Write out all the entries word for word, but skip any images.

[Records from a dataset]

* Start *

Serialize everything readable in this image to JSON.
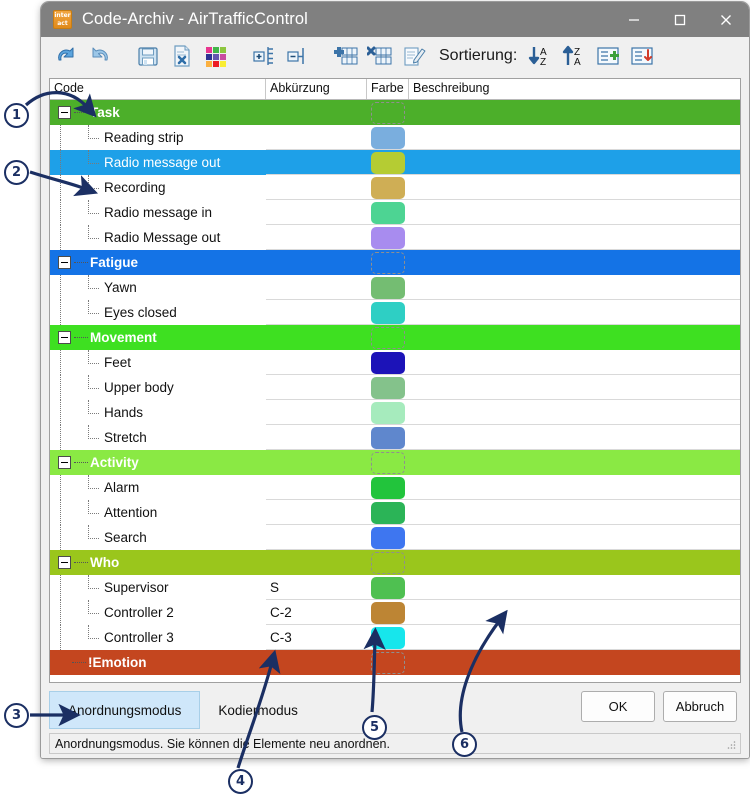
{
  "window": {
    "title": "Code-Archiv - AirTrafficControl",
    "app_icon": "inter-act-logo-icon",
    "minimize": "minimize-icon",
    "maximize": "maximize-icon",
    "close": "close-icon"
  },
  "toolbar": {
    "items": [
      {
        "name": "undo-icon",
        "title": "Undo"
      },
      {
        "name": "redo-icon",
        "title": "Redo"
      },
      {
        "name": "save-icon",
        "title": "Save"
      },
      {
        "name": "delete-document-icon",
        "title": "Delete"
      },
      {
        "name": "color-palette-icon",
        "title": "Colors"
      },
      {
        "name": "expand-all-icon",
        "title": "Expand"
      },
      {
        "name": "collapse-all-icon",
        "title": "Collapse"
      },
      {
        "name": "add-row-icon",
        "title": "Add row"
      },
      {
        "name": "delete-row-icon",
        "title": "Delete row"
      },
      {
        "name": "edit-notes-icon",
        "title": "Edit"
      }
    ],
    "sort_label": "Sortierung:",
    "sort_items": [
      {
        "name": "sort-ascending-az-icon",
        "title": "A-Z"
      },
      {
        "name": "sort-descending-za-icon",
        "title": "Z-A"
      },
      {
        "name": "add-sort-icon",
        "title": "Add"
      },
      {
        "name": "remove-sort-icon",
        "title": "Remove"
      }
    ]
  },
  "tree": {
    "columns": [
      "Code",
      "Abkürzung",
      "Farbe",
      "Beschreibung"
    ],
    "rows": [
      {
        "type": "group",
        "label": "Task",
        "abbr": "",
        "color": "#4caf2a",
        "row_bg": "#4caf2a",
        "swatch_dashed": true
      },
      {
        "type": "child",
        "label": "Reading strip",
        "abbr": "",
        "color": "#7aaede"
      },
      {
        "type": "child",
        "label": "Radio message out",
        "abbr": "",
        "color": "#b5cc33",
        "selected": true
      },
      {
        "type": "child",
        "label": "Recording",
        "abbr": "",
        "color": "#cfae55"
      },
      {
        "type": "child",
        "label": "Radio message in",
        "abbr": "",
        "color": "#4dd493"
      },
      {
        "type": "child",
        "label": "Radio Message out",
        "abbr": "",
        "color": "#a88cef"
      },
      {
        "type": "group",
        "label": "Fatigue",
        "abbr": "",
        "color": "#1473e6",
        "row_bg": "#1473e6",
        "swatch_dashed": true
      },
      {
        "type": "child",
        "label": "Yawn",
        "abbr": "",
        "color": "#74bd72"
      },
      {
        "type": "child",
        "label": "Eyes closed",
        "abbr": "",
        "color": "#2ecfc4"
      },
      {
        "type": "group",
        "label": "Movement",
        "abbr": "",
        "color": "#3ee021",
        "row_bg": "#3ee021",
        "swatch_dashed": true
      },
      {
        "type": "child",
        "label": "Feet",
        "abbr": "",
        "color": "#1c13b8"
      },
      {
        "type": "child",
        "label": "Upper body",
        "abbr": "",
        "color": "#84c28b"
      },
      {
        "type": "child",
        "label": "Hands",
        "abbr": "",
        "color": "#a6ebbd"
      },
      {
        "type": "child",
        "label": "Stretch",
        "abbr": "",
        "color": "#5f87cd"
      },
      {
        "type": "group",
        "label": "Activity",
        "abbr": "",
        "color": "#8ae944",
        "row_bg": "#8ae944",
        "swatch_dashed": true
      },
      {
        "type": "child",
        "label": "Alarm",
        "abbr": "",
        "color": "#22c43c"
      },
      {
        "type": "child",
        "label": "Attention",
        "abbr": "",
        "color": "#2bb457"
      },
      {
        "type": "child",
        "label": "Search",
        "abbr": "",
        "color": "#3e76f0"
      },
      {
        "type": "group",
        "label": "Who",
        "abbr": "",
        "color": "#9ac61c",
        "row_bg": "#9ac61c",
        "swatch_dashed": true
      },
      {
        "type": "child",
        "label": "Supervisor",
        "abbr": "S",
        "color": "#4fc051"
      },
      {
        "type": "child",
        "label": "Controller 2",
        "abbr": "C-2",
        "color": "#bd8534"
      },
      {
        "type": "child",
        "label": "Controller 3",
        "abbr": "C-3",
        "color": "#17e6ec"
      },
      {
        "type": "group",
        "label": "!Emotion",
        "abbr": "",
        "color": "#c4461f",
        "row_bg": "#c4461f",
        "swatch_dashed": true,
        "no_expander": true
      }
    ]
  },
  "bottom": {
    "tab_active": "Anordnungsmodus",
    "tab_inactive": "Kodiermodus",
    "ok": "OK",
    "cancel": "Abbruch",
    "status": "Anordnungsmodus. Sie können die Elemente neu anordnen."
  },
  "annotations": [
    {
      "id": "1",
      "label": "1"
    },
    {
      "id": "2",
      "label": "2"
    },
    {
      "id": "3",
      "label": "3"
    },
    {
      "id": "4",
      "label": "4"
    },
    {
      "id": "5",
      "label": "5"
    },
    {
      "id": "6",
      "label": "6"
    }
  ],
  "colors": {
    "titlebar": "#808080",
    "selection": "#1ea0e8",
    "annotation": "#1b2f63",
    "tab_active_bg": "#cfe7fa"
  }
}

* End *

→ **COMPLETE OUTPUT**:
Serialize everything readable in this image to JSON.
{
  "window": {
    "title": "Code-Archiv - AirTrafficControl",
    "app_icon": "inter-act-logo-icon",
    "minimize": "minimize-icon",
    "maximize": "maximize-icon",
    "close": "close-icon"
  },
  "toolbar": {
    "items": [
      {
        "name": "undo-icon",
        "title": "Undo"
      },
      {
        "name": "redo-icon",
        "title": "Redo"
      },
      {
        "name": "save-icon",
        "title": "Save"
      },
      {
        "name": "delete-document-icon",
        "title": "Delete"
      },
      {
        "name": "color-palette-icon",
        "title": "Colors"
      },
      {
        "name": "expand-all-icon",
        "title": "Expand"
      },
      {
        "name": "collapse-all-icon",
        "title": "Collapse"
      },
      {
        "name": "add-row-icon",
        "title": "Add row"
      },
      {
        "name": "delete-row-icon",
        "title": "Delete row"
      },
      {
        "name": "edit-notes-icon",
        "title": "Edit"
      }
    ],
    "sort_label": "Sortierung:",
    "sort_items": [
      {
        "name": "sort-ascending-az-icon",
        "title": "A-Z"
      },
      {
        "name": "sort-descending-za-icon",
        "title": "Z-A"
      },
      {
        "name": "add-sort-icon",
        "title": "Add"
      },
      {
        "name": "remove-sort-icon",
        "title": "Remove"
      }
    ]
  },
  "tree": {
    "columns": [
      "Code",
      "Abkürzung",
      "Farbe",
      "Beschreibung"
    ],
    "rows": [
      {
        "type": "group",
        "label": "Task",
        "abbr": "",
        "color": "#4caf2a",
        "row_bg": "#4caf2a",
        "swatch_dashed": true
      },
      {
        "type": "child",
        "label": "Reading strip",
        "abbr": "",
        "color": "#7aaede"
      },
      {
        "type": "child",
        "label": "Radio message out",
        "abbr": "",
        "color": "#b5cc33",
        "selected": true
      },
      {
        "type": "child",
        "label": "Recording",
        "abbr": "",
        "color": "#cfae55"
      },
      {
        "type": "child",
        "label": "Radio message in",
        "abbr": "",
        "color": "#4dd493"
      },
      {
        "type": "child",
        "label": "Radio Message out",
        "abbr": "",
        "color": "#a88cef"
      },
      {
        "type": "group",
        "label": "Fatigue",
        "abbr": "",
        "color": "#1473e6",
        "row_bg": "#1473e6",
        "swatch_dashed": true
      },
      {
        "type": "child",
        "label": "Yawn",
        "abbr": "",
        "color": "#74bd72"
      },
      {
        "type": "child",
        "label": "Eyes closed",
        "abbr": "",
        "color": "#2ecfc4"
      },
      {
        "type": "group",
        "label": "Movement",
        "abbr": "",
        "color": "#3ee021",
        "row_bg": "#3ee021",
        "swatch_dashed": true
      },
      {
        "type": "child",
        "label": "Feet",
        "abbr": "",
        "color": "#1c13b8"
      },
      {
        "type": "child",
        "label": "Upper body",
        "abbr": "",
        "color": "#84c28b"
      },
      {
        "type": "child",
        "label": "Hands",
        "abbr": "",
        "color": "#a6ebbd"
      },
      {
        "type": "child",
        "label": "Stretch",
        "abbr": "",
        "color": "#5f87cd"
      },
      {
        "type": "group",
        "label": "Activity",
        "abbr": "",
        "color": "#8ae944",
        "row_bg": "#8ae944",
        "swatch_dashed": true
      },
      {
        "type": "child",
        "label": "Alarm",
        "abbr": "",
        "color": "#22c43c"
      },
      {
        "type": "child",
        "label": "Attention",
        "abbr": "",
        "color": "#2bb457"
      },
      {
        "type": "child",
        "label": "Search",
        "abbr": "",
        "color": "#3e76f0"
      },
      {
        "type": "group",
        "label": "Who",
        "abbr": "",
        "color": "#9ac61c",
        "row_bg": "#9ac61c",
        "swatch_dashed": true
      },
      {
        "type": "child",
        "label": "Supervisor",
        "abbr": "S",
        "color": "#4fc051"
      },
      {
        "type": "child",
        "label": "Controller 2",
        "abbr": "C-2",
        "color": "#bd8534"
      },
      {
        "type": "child",
        "label": "Controller 3",
        "abbr": "C-3",
        "color": "#17e6ec"
      },
      {
        "type": "group",
        "label": "!Emotion",
        "abbr": "",
        "color": "#c4461f",
        "row_bg": "#c4461f",
        "swatch_dashed": true,
        "no_expander": true
      }
    ]
  },
  "bottom": {
    "tab_active": "Anordnungsmodus",
    "tab_inactive": "Kodiermodus",
    "ok": "OK",
    "cancel": "Abbruch",
    "status": "Anordnungsmodus. Sie können die Elemente neu anordnen."
  },
  "annotations": [
    {
      "id": "1",
      "label": "1"
    },
    {
      "id": "2",
      "label": "2"
    },
    {
      "id": "3",
      "label": "3"
    },
    {
      "id": "4",
      "label": "4"
    },
    {
      "id": "5",
      "label": "5"
    },
    {
      "id": "6",
      "label": "6"
    }
  ],
  "colors": {
    "titlebar": "#808080",
    "selection": "#1ea0e8",
    "annotation": "#1b2f63",
    "tab_active_bg": "#cfe7fa"
  }
}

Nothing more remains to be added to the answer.